Task objective
Retype the records below exactly as they appear.
#### Recorded information
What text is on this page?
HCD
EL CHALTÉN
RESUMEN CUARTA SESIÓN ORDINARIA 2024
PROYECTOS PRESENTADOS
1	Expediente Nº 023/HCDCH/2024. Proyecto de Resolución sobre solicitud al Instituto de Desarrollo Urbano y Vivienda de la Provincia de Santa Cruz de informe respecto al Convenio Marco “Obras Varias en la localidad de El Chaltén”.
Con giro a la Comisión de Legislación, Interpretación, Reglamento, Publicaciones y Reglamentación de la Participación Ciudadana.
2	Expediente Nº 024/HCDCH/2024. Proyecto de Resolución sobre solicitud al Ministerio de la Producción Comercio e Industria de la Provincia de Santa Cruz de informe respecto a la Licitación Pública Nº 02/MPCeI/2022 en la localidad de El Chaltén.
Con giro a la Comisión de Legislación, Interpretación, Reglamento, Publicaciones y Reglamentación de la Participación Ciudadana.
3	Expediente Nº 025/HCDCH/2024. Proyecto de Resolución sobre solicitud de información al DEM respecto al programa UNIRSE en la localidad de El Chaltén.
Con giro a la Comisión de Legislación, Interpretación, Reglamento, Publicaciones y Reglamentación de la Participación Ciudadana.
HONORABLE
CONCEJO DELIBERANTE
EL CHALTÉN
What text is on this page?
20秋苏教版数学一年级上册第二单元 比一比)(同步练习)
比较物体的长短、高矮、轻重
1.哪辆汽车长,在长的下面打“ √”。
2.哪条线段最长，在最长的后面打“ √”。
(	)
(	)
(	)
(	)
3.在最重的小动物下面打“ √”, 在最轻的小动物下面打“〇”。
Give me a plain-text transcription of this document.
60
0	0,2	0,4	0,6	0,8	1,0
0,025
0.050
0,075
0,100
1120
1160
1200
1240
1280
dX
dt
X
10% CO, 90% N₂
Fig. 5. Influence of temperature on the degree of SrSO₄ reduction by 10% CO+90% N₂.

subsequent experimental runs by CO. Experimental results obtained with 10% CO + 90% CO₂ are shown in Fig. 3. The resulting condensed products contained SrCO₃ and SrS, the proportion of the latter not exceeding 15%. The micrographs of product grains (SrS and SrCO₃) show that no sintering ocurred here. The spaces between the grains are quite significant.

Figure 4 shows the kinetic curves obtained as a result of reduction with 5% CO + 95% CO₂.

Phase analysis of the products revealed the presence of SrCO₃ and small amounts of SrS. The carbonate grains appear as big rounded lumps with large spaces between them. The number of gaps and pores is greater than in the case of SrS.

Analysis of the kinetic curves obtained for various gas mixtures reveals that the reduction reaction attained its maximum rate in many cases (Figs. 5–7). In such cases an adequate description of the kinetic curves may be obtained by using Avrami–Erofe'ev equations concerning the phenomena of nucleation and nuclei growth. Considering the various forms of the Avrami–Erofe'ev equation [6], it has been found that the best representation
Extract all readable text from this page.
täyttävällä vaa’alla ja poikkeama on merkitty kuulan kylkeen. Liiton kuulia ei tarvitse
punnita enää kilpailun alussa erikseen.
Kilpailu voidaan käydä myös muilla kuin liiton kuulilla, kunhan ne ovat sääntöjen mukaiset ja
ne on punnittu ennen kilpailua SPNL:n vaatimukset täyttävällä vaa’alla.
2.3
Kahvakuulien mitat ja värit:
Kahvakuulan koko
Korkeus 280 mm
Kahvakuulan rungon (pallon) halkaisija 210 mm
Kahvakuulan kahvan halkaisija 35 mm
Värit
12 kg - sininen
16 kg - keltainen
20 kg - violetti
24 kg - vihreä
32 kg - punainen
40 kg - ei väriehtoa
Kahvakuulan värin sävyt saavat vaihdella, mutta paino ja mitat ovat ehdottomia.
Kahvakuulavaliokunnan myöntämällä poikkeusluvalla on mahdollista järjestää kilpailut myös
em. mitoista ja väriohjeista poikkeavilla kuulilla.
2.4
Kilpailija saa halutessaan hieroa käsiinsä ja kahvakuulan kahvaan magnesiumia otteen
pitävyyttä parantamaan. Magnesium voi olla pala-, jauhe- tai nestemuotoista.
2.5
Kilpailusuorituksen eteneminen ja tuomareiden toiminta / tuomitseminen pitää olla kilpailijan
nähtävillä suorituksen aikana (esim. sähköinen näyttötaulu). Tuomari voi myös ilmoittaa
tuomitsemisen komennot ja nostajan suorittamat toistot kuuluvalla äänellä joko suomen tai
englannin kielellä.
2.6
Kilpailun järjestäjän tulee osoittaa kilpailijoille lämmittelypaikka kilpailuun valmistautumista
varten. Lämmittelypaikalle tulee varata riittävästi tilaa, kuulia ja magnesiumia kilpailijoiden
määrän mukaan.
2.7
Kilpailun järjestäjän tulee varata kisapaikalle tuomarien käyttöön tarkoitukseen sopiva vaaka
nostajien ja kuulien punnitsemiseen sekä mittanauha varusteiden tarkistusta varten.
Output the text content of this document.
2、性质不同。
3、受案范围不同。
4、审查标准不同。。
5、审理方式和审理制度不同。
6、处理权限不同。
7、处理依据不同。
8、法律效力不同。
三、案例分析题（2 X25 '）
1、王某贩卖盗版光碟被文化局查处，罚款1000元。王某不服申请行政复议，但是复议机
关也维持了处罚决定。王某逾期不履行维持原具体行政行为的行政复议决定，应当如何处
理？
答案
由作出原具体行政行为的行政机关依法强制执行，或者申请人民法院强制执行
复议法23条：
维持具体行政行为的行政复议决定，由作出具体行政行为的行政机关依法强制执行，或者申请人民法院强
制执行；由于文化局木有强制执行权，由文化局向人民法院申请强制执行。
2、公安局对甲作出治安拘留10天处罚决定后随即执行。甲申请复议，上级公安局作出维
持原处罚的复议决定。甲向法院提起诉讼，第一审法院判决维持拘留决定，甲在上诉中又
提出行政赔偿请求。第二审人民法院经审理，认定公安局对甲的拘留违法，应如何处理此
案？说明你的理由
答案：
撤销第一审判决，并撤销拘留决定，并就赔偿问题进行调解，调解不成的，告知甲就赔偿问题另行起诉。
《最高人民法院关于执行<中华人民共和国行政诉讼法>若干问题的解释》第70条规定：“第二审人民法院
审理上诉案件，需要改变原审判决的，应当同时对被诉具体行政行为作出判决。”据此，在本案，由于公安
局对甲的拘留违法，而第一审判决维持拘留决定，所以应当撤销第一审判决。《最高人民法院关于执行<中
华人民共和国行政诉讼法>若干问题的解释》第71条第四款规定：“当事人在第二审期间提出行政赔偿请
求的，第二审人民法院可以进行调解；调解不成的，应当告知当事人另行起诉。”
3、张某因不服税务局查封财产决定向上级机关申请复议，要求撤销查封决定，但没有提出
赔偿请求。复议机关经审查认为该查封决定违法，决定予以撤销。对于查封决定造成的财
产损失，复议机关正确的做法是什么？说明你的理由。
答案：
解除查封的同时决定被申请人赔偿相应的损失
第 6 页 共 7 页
########
Reply
What text is on this page?
HCD
EL CHALTÉN
RESUMEN CUARTA SESIÓN ORDINARIA 2024
PROYECTOS PRESENTADOS
1	Expediente Nº 023/HCDCH/2024. Proyecto de Resolución sobre solicitud al Instituto de Desarrollo Urbano y Vivienda de la Provincia de Santa Cruz de informe respecto al Convenio Marco “Obras Varias en la localidad de El Chaltén”.
Con giro a la Comisión de Legislación, Interpretación, Reglamento, Publicaciones y Reglamentación de la Participación Ciudadana.
2	Expediente Nº 024/HCDCH/2024. Proyecto de Resolución sobre solicitud al Ministerio de la Producción Comercio e Industria de la Provincia de Santa Cruz de informe respecto a la Licitación Pública Nº 02/MPCeI/2022 en la localidad de El Chaltén.
Con giro a la Comisión de Legislación, Interpretación, Reglamento, Publicaciones y Reglamentación de la Participación Ciudadana.
3	Expediente Nº 025/HCDCH/2024. Proyecto de Resolución sobre solicitud de información al DEM respecto al programa UNIRSE en la localidad de El Chaltén.
Con giro a la Comisión de Legislación, Interpretación, Reglamento, Publicaciones y Reglamentación de la Participación Ciudadana.
HONORABLE
CONCEJO DELIBERANTE
EL CHALTÉN
What text is on this page?
20秋苏教版数学一年级上册第二单元 比一比)(同步练习)
比较物体的长短、高矮、轻重
1.哪辆汽车长,在长的下面打“ √”。
2.哪条线段最长，在最长的后面打“ √”。
(	)
(	)
(	)
(	)
3.在最重的小动物下面打“ √”, 在最轻的小动物下面打“〇”。
Give me a plain-text transcription of this document.
60
0	0,2	0,4	0,6	0,8	1,0
0,025
0.050
0,075
0,100
1120
1160
1200
1240
1280
dX
dt
X
10% CO, 90% N₂
Fig. 5. Influence of temperature on the degree of SrSO₄ reduction by 10% CO+90% N₂.

subsequent experimental runs by CO. Experimental results obtained with 10% CO + 90% CO₂ are shown in Fig. 3. The resulting condensed products contained SrCO₃ and SrS, the proportion of the latter not exceeding 15%. The micrographs of product grains (SrS and SrCO₃) show that no sintering ocurred here. The spaces between the grains are quite significant.

Figure 4 shows the kinetic curves obtained as a result of reduction with 5% CO + 95% CO₂.

Phase analysis of the products revealed the presence of SrCO₃ and small amounts of SrS. The carbonate grains appear as big rounded lumps with large spaces between them. The number of gaps and pores is greater than in the case of SrS.

Analysis of the kinetic curves obtained for various gas mixtures reveals that the reduction reaction attained its maximum rate in many cases (Figs. 5–7). In such cases an adequate description of the kinetic curves may be obtained by using Avrami–Erofe'ev equations concerning the phenomena of nucleation and nuclei growth. Considering the various forms of the Avrami–Erofe'ev equation [6], it has been found that the best representation
Extract all readable text from this page.
täyttävällä vaa’alla ja poikkeama on merkitty kuulan kylkeen. Liiton kuulia ei tarvitse
punnita enää kilpailun alussa erikseen.
Kilpailu voidaan käydä myös muilla kuin liiton kuulilla, kunhan ne ovat sääntöjen mukaiset ja
ne on punnittu ennen kilpailua SPNL:n vaatimukset täyttävällä vaa’alla.
2.3
Kahvakuulien mitat ja värit:
Kahvakuulan koko
Korkeus 280 mm
Kahvakuulan rungon (pallon) halkaisija 210 mm
Kahvakuulan kahvan halkaisija 35 mm
Värit
12 kg - sininen
16 kg - keltainen
20 kg - violetti
24 kg - vihreä
32 kg - punainen
40 kg - ei väriehtoa
Kahvakuulan värin sävyt saavat vaihdella, mutta paino ja mitat ovat ehdottomia.
Kahvakuulavaliokunnan myöntämällä poikkeusluvalla on mahdollista järjestää kilpailut myös
em. mitoista ja väriohjeista poikkeavilla kuulilla.
2.4
Kilpailija saa halutessaan hieroa käsiinsä ja kahvakuulan kahvaan magnesiumia otteen
pitävyyttä parantamaan. Magnesium voi olla pala-, jauhe- tai nestemuotoista.
2.5
Kilpailusuorituksen eteneminen ja tuomareiden toiminta / tuomitseminen pitää olla kilpailijan
nähtävillä suorituksen aikana (esim. sähköinen näyttötaulu). Tuomari voi myös ilmoittaa
tuomitsemisen komennot ja nostajan suorittamat toistot kuuluvalla äänellä joko suomen tai
englannin kielellä.
2.6
Kilpailun järjestäjän tulee osoittaa kilpailijoille lämmittelypaikka kilpailuun valmistautumista
varten. Lämmittelypaikalle tulee varata riittävästi tilaa, kuulia ja magnesiumia kilpailijoiden
määrän mukaan.
2.7
Kilpailun järjestäjän tulee varata kisapaikalle tuomarien käyttöön tarkoitukseen sopiva vaaka
nostajien ja kuulien punnitsemiseen sekä mittanauha varusteiden tarkistusta varten.
Output the text content of this document.
2、性质不同。
3、受案范围不同。
4、审查标准不同。。
5、审理方式和审理制度不同。
6、处理权限不同。
7、处理依据不同。
8、法律效力不同。
三、案例分析题（2 X25 '）
1、王某贩卖盗版光碟被文化局查处，罚款1000元。王某不服申请行政复议，但是复议机
关也维持了处罚决定。王某逾期不履行维持原具体行政行为的行政复议决定，应当如何处
理？
答案
由作出原具体行政行为的行政机关依法强制执行，或者申请人民法院强制执行
复议法23条：
维持具体行政行为的行政复议决定，由作出具体行政行为的行政机关依法强制执行，或者申请人民法院强
制执行；由于文化局木有强制执行权，由文化局向人民法院申请强制执行。
2、公安局对甲作出治安拘留10天处罚决定后随即执行。甲申请复议，上级公安局作出维
持原处罚的复议决定。甲向法院提起诉讼，第一审法院判决维持拘留决定，甲在上诉中又
提出行政赔偿请求。第二审人民法院经审理，认定公安局对甲的拘留违法，应如何处理此
案？说明你的理由
答案：
撤销第一审判决，并撤销拘留决定，并就赔偿问题进行调解，调解不成的，告知甲就赔偿问题另行起诉。
《最高人民法院关于执行<中华人民共和国行政诉讼法>若干问题的解释》第70条规定：“第二审人民法院
审理上诉案件，需要改变原审判决的，应当同时对被诉具体行政行为作出判决。”据此，在本案，由于公安
局对甲的拘留违法，而第一审判决维持拘留决定，所以应当撤销第一审判决。《最高人民法院关于执行<中
华人民共和国行政诉讼法>若干问题的解释》第71条第四款规定：“当事人在第二审期间提出行政赔偿请
求的，第二审人民法院可以进行调解；调解不成的，应当告知当事人另行起诉。”
3、张某因不服税务局查封财产决定向上级机关申请复议，要求撤销查封决定，但没有提出
赔偿请求。复议机关经审查认为该查封决定违法，决定予以撤销。对于查封决定造成的财
产损失，复议机关正确的做法是什么？说明你的理由。
答案：
解除查封的同时决定被申请人赔偿相应的损失
第 6 页 共 7 页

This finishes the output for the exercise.